▸ **SUPPLIED ENTRIES**:
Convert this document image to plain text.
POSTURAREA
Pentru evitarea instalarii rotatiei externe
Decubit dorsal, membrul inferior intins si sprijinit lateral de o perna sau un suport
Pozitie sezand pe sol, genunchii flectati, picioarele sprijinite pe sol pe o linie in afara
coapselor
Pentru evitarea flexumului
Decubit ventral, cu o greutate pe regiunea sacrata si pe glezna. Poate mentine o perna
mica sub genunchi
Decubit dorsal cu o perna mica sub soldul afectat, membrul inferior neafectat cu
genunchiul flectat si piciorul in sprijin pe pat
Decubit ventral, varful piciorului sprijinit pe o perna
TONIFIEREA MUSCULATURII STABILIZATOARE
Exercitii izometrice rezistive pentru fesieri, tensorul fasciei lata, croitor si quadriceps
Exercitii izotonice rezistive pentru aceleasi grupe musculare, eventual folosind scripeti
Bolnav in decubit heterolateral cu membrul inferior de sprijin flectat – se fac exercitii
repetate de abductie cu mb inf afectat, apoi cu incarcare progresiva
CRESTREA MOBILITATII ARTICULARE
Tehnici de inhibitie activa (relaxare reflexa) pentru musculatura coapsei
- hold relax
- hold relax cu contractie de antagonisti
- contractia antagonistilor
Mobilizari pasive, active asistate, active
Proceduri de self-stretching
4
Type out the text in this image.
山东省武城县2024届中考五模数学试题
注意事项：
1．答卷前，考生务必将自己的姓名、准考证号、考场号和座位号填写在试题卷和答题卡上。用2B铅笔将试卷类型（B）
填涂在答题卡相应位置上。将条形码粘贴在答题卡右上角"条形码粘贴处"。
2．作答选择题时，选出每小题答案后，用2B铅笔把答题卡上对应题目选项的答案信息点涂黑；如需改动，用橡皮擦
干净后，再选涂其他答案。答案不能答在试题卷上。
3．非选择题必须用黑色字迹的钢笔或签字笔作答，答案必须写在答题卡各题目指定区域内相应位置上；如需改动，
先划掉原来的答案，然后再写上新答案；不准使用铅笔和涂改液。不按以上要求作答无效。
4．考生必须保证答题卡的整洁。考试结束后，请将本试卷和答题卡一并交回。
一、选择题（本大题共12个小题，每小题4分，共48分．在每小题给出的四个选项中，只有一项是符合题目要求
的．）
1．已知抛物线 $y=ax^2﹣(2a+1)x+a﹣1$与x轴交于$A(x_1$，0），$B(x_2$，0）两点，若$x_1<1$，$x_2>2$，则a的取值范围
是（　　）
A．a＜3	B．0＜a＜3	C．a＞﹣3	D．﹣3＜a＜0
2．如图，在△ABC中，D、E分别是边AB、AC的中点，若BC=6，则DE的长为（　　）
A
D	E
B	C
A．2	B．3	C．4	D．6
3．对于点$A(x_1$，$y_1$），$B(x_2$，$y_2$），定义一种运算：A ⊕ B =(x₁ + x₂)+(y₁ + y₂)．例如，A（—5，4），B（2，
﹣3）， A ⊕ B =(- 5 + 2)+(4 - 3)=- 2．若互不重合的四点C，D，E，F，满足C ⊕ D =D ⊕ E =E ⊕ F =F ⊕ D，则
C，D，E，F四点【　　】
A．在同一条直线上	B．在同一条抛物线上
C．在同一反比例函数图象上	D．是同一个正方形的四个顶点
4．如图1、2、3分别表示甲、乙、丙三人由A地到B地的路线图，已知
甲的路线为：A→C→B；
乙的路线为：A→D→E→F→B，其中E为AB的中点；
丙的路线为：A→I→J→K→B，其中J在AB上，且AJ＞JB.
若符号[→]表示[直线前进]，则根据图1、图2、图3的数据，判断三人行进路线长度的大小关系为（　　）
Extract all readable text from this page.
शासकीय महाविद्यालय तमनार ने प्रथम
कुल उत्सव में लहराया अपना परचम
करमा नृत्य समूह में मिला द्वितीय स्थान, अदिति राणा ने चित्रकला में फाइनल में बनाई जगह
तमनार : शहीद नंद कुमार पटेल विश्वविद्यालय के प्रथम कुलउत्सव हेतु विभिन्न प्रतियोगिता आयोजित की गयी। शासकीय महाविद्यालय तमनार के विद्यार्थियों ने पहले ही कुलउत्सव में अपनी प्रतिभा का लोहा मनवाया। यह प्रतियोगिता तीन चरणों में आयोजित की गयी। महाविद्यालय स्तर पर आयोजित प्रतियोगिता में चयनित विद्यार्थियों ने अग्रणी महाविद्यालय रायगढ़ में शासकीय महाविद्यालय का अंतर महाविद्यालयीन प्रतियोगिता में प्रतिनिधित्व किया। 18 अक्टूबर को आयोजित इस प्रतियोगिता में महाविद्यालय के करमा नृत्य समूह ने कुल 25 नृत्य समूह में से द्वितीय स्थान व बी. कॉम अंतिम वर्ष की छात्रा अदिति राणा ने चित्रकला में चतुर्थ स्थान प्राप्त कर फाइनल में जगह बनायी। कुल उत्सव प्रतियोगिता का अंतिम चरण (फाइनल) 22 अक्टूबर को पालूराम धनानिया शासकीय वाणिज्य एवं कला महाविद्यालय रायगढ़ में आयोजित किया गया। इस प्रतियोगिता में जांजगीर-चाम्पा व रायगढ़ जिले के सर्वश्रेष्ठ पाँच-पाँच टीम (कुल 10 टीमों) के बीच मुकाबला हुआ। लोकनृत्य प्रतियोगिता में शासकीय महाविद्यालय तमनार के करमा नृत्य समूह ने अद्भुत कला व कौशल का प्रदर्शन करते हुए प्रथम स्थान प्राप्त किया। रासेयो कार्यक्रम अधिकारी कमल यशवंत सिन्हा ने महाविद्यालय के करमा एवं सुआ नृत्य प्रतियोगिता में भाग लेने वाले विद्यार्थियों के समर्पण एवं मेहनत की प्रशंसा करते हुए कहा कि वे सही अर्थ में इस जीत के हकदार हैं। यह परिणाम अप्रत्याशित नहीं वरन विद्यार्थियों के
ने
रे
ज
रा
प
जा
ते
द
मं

▸ **TASK**: Extract all the entries word for word.

▸ **ANSWER IN FULL**:
Convert this document image to plain text.
POSTURAREA
Pentru evitarea instalarii rotatiei externe
Decubit dorsal, membrul inferior intins si sprijinit lateral de o perna sau un suport
Pozitie sezand pe sol, genunchii flectati, picioarele sprijinite pe sol pe o linie in afara
coapselor
Pentru evitarea flexumului
Decubit ventral, cu o greutate pe regiunea sacrata si pe glezna. Poate mentine o perna
mica sub genunchi
Decubit dorsal cu o perna mica sub soldul afectat, membrul inferior neafectat cu
genunchiul flectat si piciorul in sprijin pe pat
Decubit ventral, varful piciorului sprijinit pe o perna
TONIFIEREA MUSCULATURII STABILIZATOARE
Exercitii izometrice rezistive pentru fesieri, tensorul fasciei lata, croitor si quadriceps
Exercitii izotonice rezistive pentru aceleasi grupe musculare, eventual folosind scripeti
Bolnav in decubit heterolateral cu membrul inferior de sprijin flectat – se fac exercitii
repetate de abductie cu mb inf afectat, apoi cu incarcare progresiva
CRESTREA MOBILITATII ARTICULARE
Tehnici de inhibitie activa (relaxare reflexa) pentru musculatura coapsei
- hold relax
- hold relax cu contractie de antagonisti
- contractia antagonistilor
Mobilizari pasive, active asistate, active
Proceduri de self-stretching
4
Type out the text in this image.
山东省武城县2024届中考五模数学试题
注意事项：
1．答卷前，考生务必将自己的姓名、准考证号、考场号和座位号填写在试题卷和答题卡上。用2B铅笔将试卷类型（B）
填涂在答题卡相应位置上。将条形码粘贴在答题卡右上角"条形码粘贴处"。
2．作答选择题时，选出每小题答案后，用2B铅笔把答题卡上对应题目选项的答案信息点涂黑；如需改动，用橡皮擦
干净后，再选涂其他答案。答案不能答在试题卷上。
3．非选择题必须用黑色字迹的钢笔或签字笔作答，答案必须写在答题卡各题目指定区域内相应位置上；如需改动，
先划掉原来的答案，然后再写上新答案；不准使用铅笔和涂改液。不按以上要求作答无效。
4．考生必须保证答题卡的整洁。考试结束后，请将本试卷和答题卡一并交回。
一、选择题（本大题共12个小题，每小题4分，共48分．在每小题给出的四个选项中，只有一项是符合题目要求
的．）
1．已知抛物线 $y=ax^2﹣(2a+1)x+a﹣1$与x轴交于$A(x_1$，0），$B(x_2$，0）两点，若$x_1<1$，$x_2>2$，则a的取值范围
是（　　）
A．a＜3	B．0＜a＜3	C．a＞﹣3	D．﹣3＜a＜0
2．如图，在△ABC中，D、E分别是边AB、AC的中点，若BC=6，则DE的长为（　　）
A
D	E
B	C
A．2	B．3	C．4	D．6
3．对于点$A(x_1$，$y_1$），$B(x_2$，$y_2$），定义一种运算：A ⊕ B =(x₁ + x₂)+(y₁ + y₂)．例如，A（—5，4），B（2，
﹣3）， A ⊕ B =(- 5 + 2)+(4 - 3)=- 2．若互不重合的四点C，D，E，F，满足C ⊕ D =D ⊕ E =E ⊕ F =F ⊕ D，则
C，D，E，F四点【　　】
A．在同一条直线上	B．在同一条抛物线上
C．在同一反比例函数图象上	D．是同一个正方形的四个顶点
4．如图1、2、3分别表示甲、乙、丙三人由A地到B地的路线图，已知
甲的路线为：A→C→B；
乙的路线为：A→D→E→F→B，其中E为AB的中点；
丙的路线为：A→I→J→K→B，其中J在AB上，且AJ＞JB.
若符号[→]表示[直线前进]，则根据图1、图2、图3的数据，判断三人行进路线长度的大小关系为（　　）
Extract all readable text from this page.
शासकीय महाविद्यालय तमनार ने प्रथम
कुल उत्सव में लहराया अपना परचम
करमा नृत्य समूह में मिला द्वितीय स्थान, अदिति राणा ने चित्रकला में फाइनल में बनाई जगह
तमनार : शहीद नंद कुमार पटेल विश्वविद्यालय के प्रथम कुलउत्सव हेतु विभिन्न प्रतियोगिता आयोजित की गयी। शासकीय महाविद्यालय तमनार के विद्यार्थियों ने पहले ही कुलउत्सव में अपनी प्रतिभा का लोहा मनवाया। यह प्रतियोगिता तीन चरणों में आयोजित की गयी। महाविद्यालय स्तर पर आयोजित प्रतियोगिता में चयनित विद्यार्थियों ने अग्रणी महाविद्यालय रायगढ़ में शासकीय महाविद्यालय का अंतर महाविद्यालयीन प्रतियोगिता में प्रतिनिधित्व किया। 18 अक्टूबर को आयोजित इस प्रतियोगिता में महाविद्यालय के करमा नृत्य समूह ने कुल 25 नृत्य समूह में से द्वितीय स्थान व बी. कॉम अंतिम वर्ष की छात्रा अदिति राणा ने चित्रकला में चतुर्थ स्थान प्राप्त कर फाइनल में जगह बनायी। कुल उत्सव प्रतियोगिता का अंतिम चरण (फाइनल) 22 अक्टूबर को पालूराम धनानिया शासकीय वाणिज्य एवं कला महाविद्यालय रायगढ़ में आयोजित किया गया। इस प्रतियोगिता में जांजगीर-चाम्पा व रायगढ़ जिले के सर्वश्रेष्ठ पाँच-पाँच टीम (कुल 10 टीमों) के बीच मुकाबला हुआ। लोकनृत्य प्रतियोगिता में शासकीय महाविद्यालय तमनार के करमा नृत्य समूह ने अद्भुत कला व कौशल का प्रदर्शन करते हुए प्रथम स्थान प्राप्त किया। रासेयो कार्यक्रम अधिकारी कमल यशवंत सिन्हा ने महाविद्यालय के करमा एवं सुआ नृत्य प्रतियोगिता में भाग लेने वाले विद्यार्थियों के समर्पण एवं मेहनत की प्रशंसा करते हुए कहा कि वे सही अर्थ में इस जीत के हकदार हैं। यह परिणाम अप्रत्याशित नहीं वरन विद्यार्थियों के
ने
रे
ज
रा
प
जा
ते
द
मं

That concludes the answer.